EXERCISE TASK: Every line of the material is to be repeated exactly as it stands.

Stored items from a collection:
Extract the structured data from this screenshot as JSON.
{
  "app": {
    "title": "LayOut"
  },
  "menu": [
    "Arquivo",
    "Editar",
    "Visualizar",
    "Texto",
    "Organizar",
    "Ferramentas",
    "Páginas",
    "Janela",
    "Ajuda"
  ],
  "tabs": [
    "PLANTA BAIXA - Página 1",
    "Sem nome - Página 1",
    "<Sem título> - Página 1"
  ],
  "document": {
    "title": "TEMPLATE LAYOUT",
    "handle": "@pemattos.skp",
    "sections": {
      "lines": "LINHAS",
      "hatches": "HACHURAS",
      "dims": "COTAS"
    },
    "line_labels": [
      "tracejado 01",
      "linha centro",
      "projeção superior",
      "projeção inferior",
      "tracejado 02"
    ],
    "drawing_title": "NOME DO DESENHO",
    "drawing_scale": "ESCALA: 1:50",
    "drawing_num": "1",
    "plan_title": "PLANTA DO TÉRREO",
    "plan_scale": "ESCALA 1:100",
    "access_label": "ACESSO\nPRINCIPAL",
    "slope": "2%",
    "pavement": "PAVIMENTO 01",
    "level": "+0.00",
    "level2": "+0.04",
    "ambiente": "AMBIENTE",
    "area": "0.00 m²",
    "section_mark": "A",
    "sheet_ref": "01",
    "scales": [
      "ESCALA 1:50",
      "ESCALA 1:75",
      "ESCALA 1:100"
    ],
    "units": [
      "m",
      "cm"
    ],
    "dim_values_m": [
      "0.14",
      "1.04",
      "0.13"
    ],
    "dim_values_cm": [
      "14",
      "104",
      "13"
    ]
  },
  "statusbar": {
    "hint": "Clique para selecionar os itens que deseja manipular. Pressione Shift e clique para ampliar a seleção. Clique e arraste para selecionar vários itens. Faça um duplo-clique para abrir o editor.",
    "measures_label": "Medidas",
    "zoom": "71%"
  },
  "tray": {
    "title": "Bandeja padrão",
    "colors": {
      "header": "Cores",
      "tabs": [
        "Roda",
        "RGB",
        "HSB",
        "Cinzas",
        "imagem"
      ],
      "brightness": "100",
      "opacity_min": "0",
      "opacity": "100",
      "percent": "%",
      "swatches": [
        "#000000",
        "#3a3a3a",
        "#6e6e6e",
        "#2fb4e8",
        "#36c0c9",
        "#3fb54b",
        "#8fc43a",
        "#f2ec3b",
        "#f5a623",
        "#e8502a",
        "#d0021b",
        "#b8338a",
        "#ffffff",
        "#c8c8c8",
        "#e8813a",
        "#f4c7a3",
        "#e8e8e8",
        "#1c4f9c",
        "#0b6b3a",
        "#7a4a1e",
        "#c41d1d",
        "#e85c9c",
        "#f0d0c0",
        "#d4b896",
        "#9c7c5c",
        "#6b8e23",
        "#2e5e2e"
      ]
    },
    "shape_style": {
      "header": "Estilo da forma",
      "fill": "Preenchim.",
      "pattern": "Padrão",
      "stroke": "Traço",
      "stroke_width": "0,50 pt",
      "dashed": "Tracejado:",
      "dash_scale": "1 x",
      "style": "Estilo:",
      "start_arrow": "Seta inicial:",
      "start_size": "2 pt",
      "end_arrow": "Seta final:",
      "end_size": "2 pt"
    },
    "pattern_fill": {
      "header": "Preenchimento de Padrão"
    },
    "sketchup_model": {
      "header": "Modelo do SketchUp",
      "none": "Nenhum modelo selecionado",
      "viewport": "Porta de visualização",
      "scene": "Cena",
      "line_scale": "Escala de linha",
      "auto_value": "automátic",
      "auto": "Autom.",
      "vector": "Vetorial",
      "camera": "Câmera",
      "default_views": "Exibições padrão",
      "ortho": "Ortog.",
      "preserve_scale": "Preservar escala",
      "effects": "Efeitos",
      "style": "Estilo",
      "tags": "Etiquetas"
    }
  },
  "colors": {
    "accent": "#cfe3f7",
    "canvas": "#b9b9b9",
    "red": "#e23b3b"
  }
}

SOLUTION TO THE EXERCISE:
Extract the structured data from this screenshot as JSON.
{
  "app": {
    "title": "LayOut"
  },
  "menu": [
    "Arquivo",
    "Editar",
    "Visualizar",
    "Texto",
    "Organizar",
    "Ferramentas",
    "Páginas",
    "Janela",
    "Ajuda"
  ],
  "tabs": [
    "PLANTA BAIXA - Página 1",
    "Sem nome - Página 1",
    "<Sem título> - Página 1"
  ],
  "document": {
    "title": "TEMPLATE LAYOUT",
    "handle": "@pemattos.skp",
    "sections": {
      "lines": "LINHAS",
      "hatches": "HACHURAS",
      "dims": "COTAS"
    },
    "line_labels": [
      "tracejado 01",
      "linha centro",
      "projeção superior",
      "projeção inferior",
      "tracejado 02"
    ],
    "drawing_title": "NOME DO DESENHO",
    "drawing_scale": "ESCALA: 1:50",
    "drawing_num": "1",
    "plan_title": "PLANTA DO TÉRREO",
    "plan_scale": "ESCALA 1:100",
    "access_label": "ACESSO\nPRINCIPAL",
    "slope": "2%",
    "pavement": "PAVIMENTO 01",
    "level": "+0.00",
    "level2": "+0.04",
    "ambiente": "AMBIENTE",
    "area": "0.00 m²",
    "section_mark": "A",
    "sheet_ref": "01",
    "scales": [
      "ESCALA 1:50",
      "ESCALA 1:75",
      "ESCALA 1:100"
    ],
    "units": [
      "m",
      "cm"
    ],
    "dim_values_m": [
      "0.14",
      "1.04",
      "0.13"
    ],
    "dim_values_cm": [
      "14",
      "104",
      "13"
    ]
  },
  "statusbar": {
    "hint": "Clique para selecionar os itens que deseja manipular. Pressione Shift e clique para ampliar a seleção. Clique e arraste para selecionar vários itens. Faça um duplo-clique para abrir o editor.",
    "measures_label": "Medidas",
    "zoom": "71%"
  },
  "tray": {
    "title": "Bandeja padrão",
    "colors": {
      "header": "Cores",
      "tabs": [
        "Roda",
        "RGB",
        "HSB",
        "Cinzas",
        "imagem"
      ],
      "brightness": "100",
      "opacity_min": "0",
      "opacity": "100",
      "percent": "%",
      "swatches": [
        "#000000",
        "#3a3a3a",
        "#6e6e6e",
        "#2fb4e8",
        "#36c0c9",
        "#3fb54b",
        "#8fc43a",
        "#f2ec3b",
        "#f5a623",
        "#e8502a",
        "#d0021b",
        "#b8338a",
        "#ffffff",
        "#c8c8c8",
        "#e8813a",
        "#f4c7a3",
        "#e8e8e8",
        "#1c4f9c",
        "#0b6b3a",
        "#7a4a1e",
        "#c41d1d",
        "#e85c9c",
        "#f0d0c0",
        "#d4b896",
        "#9c7c5c",
        "#6b8e23",
        "#2e5e2e"
      ]
    },
    "shape_style": {
      "header": "Estilo da forma",
      "fill": "Preenchim.",
      "pattern": "Padrão",
      "stroke": "Traço",
      "stroke_width": "0,50 pt",
      "dashed": "Tracejado:",
      "dash_scale": "1 x",
      "style": "Estilo:",
      "start_arrow": "Seta inicial:",
      "start_size": "2 pt",
      "end_arrow": "Seta final:",
      "end_size": "2 pt"
    },
    "pattern_fill": {
      "header": "Preenchimento de Padrão"
    },
    "sketchup_model": {
      "header": "Modelo do SketchUp",
      "none": "Nenhum modelo selecionado",
      "viewport": "Porta de visualização",
      "scene": "Cena",
      "line_scale": "Escala de linha",
      "auto_value": "automátic",
      "auto": "Autom.",
      "vector": "Vetorial",
      "camera": "Câmera",
      "default_views": "Exibições padrão",
      "ortho": "Ortog.",
      "preserve_scale": "Preservar escala",
      "effects": "Efeitos",
      "style": "Estilo",
      "tags": "Etiquetas"
    }
  },
  "colors": {
    "accent": "#cfe3f7",
    "canvas": "#b9b9b9",
    "red": "#e23b3b"
  }
}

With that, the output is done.